## Task goal
Give back the whole listing exactly as shown.

## Exercise material
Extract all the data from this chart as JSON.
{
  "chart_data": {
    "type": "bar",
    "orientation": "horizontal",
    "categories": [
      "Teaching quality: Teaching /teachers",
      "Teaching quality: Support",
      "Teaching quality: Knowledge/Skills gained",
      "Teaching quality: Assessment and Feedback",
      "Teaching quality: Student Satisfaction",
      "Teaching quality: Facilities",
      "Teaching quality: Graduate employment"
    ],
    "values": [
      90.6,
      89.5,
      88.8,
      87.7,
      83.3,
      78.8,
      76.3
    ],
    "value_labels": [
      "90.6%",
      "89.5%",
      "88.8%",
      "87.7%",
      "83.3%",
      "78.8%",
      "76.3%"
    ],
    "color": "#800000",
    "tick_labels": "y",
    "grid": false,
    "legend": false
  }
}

## Solution
Extract all the data from this chart as JSON.
{
  "chart_data": {
    "type": "bar",
    "orientation": "horizontal",
    "categories": [
      "Teaching quality: Teaching /teachers",
      "Teaching quality: Support",
      "Teaching quality: Knowledge/Skills gained",
      "Teaching quality: Assessment and Feedback",
      "Teaching quality: Student Satisfaction",
      "Teaching quality: Facilities",
      "Teaching quality: Graduate employment"
    ],
    "values": [
      90.6,
      89.5,
      88.8,
      87.7,
      83.3,
      78.8,
      76.3
    ],
    "value_labels": [
      "90.6%",
      "89.5%",
      "88.8%",
      "87.7%",
      "83.3%",
      "78.8%",
      "76.3%"
    ],
    "color": "#800000",
    "tick_labels": "y",
    "grid": false,
    "legend": false
  }
}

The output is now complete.